# [Stated problem]
Of all the lines here, how many include the string "Eigenvalue"? Answer with the number only.

▽

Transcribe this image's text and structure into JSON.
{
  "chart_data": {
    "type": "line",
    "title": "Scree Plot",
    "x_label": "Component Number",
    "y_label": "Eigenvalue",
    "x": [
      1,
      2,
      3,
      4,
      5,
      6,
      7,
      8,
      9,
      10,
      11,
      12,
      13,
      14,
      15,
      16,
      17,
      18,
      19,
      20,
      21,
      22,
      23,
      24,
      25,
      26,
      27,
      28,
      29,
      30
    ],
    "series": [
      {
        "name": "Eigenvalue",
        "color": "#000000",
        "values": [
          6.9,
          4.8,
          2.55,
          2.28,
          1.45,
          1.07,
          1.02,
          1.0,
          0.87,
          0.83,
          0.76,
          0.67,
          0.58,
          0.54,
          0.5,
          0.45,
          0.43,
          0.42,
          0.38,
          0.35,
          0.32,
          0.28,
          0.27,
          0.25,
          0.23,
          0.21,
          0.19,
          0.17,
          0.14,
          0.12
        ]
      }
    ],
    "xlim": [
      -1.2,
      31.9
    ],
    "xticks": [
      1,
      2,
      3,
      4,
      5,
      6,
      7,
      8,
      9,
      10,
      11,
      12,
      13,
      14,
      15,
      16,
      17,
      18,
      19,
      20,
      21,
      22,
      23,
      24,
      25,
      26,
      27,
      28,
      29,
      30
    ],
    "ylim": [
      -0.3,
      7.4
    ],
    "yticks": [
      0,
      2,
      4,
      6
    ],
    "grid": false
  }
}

△

# [Answer to the problem]
2